--- CONSIGNE ÉCRITE A ---
Veuillez recopier à l'identique toutes les lignes des enregistrements, du premier au dernier, en laissant les images de côté.

---

Cet attentat et le suivi qu'en font les média rythme cette journée du 11 avril. Au fil de la journée, Vladimir entend le décompte du nombre de morts, écoute les déclarations des hommes politiques. L'extérieur envahit le quotidien du correcteur, plongé dans Les démons de Dostoïevski, et s'il ne rejette pas cette intrusion de la violence, on sent que Vladimir n'est pas très à l'aise.

Il sent en effet que cet attentat n'est pas l’œuvre des basques. Impossible, selon lui, qu'ils aient eu recours au mode opératoire décrit. Et l'histoire lui donne raison, avec la revendication de l'attentat par un groupuscule islamique, au nom d'Al Quaïda.

L'attentat est surtout l'occasion pour lui d'un retour à la fois sur la société contemporaine et son matérialisme outrancier mais aussi sur son intériorité. Il y aborde sa relation avec Zoe, sa compagne, et raconte le mensonge qui a marqué toute sa vie, ce fils qui vit en Australie et dont il n'a jamais parlé à personne, conservant quelques photos cachées dans quelques livres.

---

--- CONSIGNE ÉCRITE B ---
Répondez à ces questions sur l'extrait :
(i) Quelle est la date de la journée rythmée par l'attentat ?
(ii) Quel livre le correcteur est-il en train de lire ?
(iii) Dans quel pays vit le fils de Vladimir ?

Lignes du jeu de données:
---

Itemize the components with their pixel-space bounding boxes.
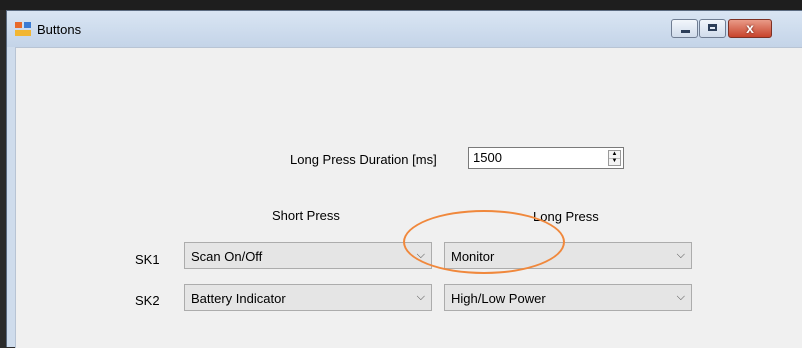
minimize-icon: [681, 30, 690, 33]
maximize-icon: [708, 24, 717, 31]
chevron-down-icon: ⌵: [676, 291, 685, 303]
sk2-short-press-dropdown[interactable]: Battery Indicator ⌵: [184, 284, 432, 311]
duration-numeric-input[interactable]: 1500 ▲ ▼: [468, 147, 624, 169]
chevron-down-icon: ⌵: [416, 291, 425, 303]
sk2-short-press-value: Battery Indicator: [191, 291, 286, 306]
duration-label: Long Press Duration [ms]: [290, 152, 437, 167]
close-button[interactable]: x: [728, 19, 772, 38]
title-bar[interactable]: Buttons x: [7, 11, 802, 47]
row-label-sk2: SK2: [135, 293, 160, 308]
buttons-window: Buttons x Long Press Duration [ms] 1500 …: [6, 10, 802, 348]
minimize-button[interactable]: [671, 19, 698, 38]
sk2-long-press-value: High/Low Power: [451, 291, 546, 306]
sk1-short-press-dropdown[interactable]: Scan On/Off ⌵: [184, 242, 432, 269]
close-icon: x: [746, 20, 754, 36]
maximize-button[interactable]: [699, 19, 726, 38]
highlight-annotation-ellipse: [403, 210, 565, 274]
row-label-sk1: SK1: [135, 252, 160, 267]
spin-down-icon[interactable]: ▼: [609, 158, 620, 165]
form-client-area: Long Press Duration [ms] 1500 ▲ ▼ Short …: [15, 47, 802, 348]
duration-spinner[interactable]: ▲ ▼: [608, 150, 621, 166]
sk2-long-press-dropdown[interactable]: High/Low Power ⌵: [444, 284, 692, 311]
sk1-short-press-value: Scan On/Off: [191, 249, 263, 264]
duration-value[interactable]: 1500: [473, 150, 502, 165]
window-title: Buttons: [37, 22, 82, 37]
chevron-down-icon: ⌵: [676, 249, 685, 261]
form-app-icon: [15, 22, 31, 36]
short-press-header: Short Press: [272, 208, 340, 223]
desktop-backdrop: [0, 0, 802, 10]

---

--- CORRIGÉ A ---
Itemize the components with their pixel-space bounding boxes.
minimize-icon: [681, 30, 690, 33]
maximize-icon: [708, 24, 717, 31]
chevron-down-icon: ⌵: [676, 291, 685, 303]
sk2-short-press-dropdown[interactable]: Battery Indicator ⌵: [184, 284, 432, 311]
duration-numeric-input[interactable]: 1500 ▲ ▼: [468, 147, 624, 169]
chevron-down-icon: ⌵: [416, 291, 425, 303]
sk2-short-press-value: Battery Indicator: [191, 291, 286, 306]
duration-label: Long Press Duration [ms]: [290, 152, 437, 167]
close-button[interactable]: x: [728, 19, 772, 38]
title-bar[interactable]: Buttons x: [7, 11, 802, 47]
row-label-sk2: SK2: [135, 293, 160, 308]
buttons-window: Buttons x Long Press Duration [ms] 1500 …: [6, 10, 802, 348]
minimize-button[interactable]: [671, 19, 698, 38]
sk2-long-press-value: High/Low Power: [451, 291, 546, 306]
sk1-short-press-dropdown[interactable]: Scan On/Off ⌵: [184, 242, 432, 269]
close-icon: x: [746, 20, 754, 36]
maximize-button[interactable]: [699, 19, 726, 38]
highlight-annotation-ellipse: [403, 210, 565, 274]
row-label-sk1: SK1: [135, 252, 160, 267]
spin-down-icon[interactable]: ▼: [609, 158, 620, 165]
form-client-area: Long Press Duration [ms] 1500 ▲ ▼ Short …: [15, 47, 802, 348]
duration-spinner[interactable]: ▲ ▼: [608, 150, 621, 166]
sk2-long-press-dropdown[interactable]: High/Low Power ⌵: [444, 284, 692, 311]
sk1-short-press-value: Scan On/Off: [191, 249, 263, 264]
duration-value[interactable]: 1500: [473, 150, 502, 165]
window-title: Buttons: [37, 22, 82, 37]
chevron-down-icon: ⌵: [676, 249, 685, 261]
form-app-icon: [15, 22, 31, 36]
short-press-header: Short Press: [272, 208, 340, 223]
desktop-backdrop: [0, 0, 802, 10]

--- CORRIGÉ B ---
(i) Le 11 avril.
(ii) *Les démons* de Dostoïevski.
(iii) En Australie.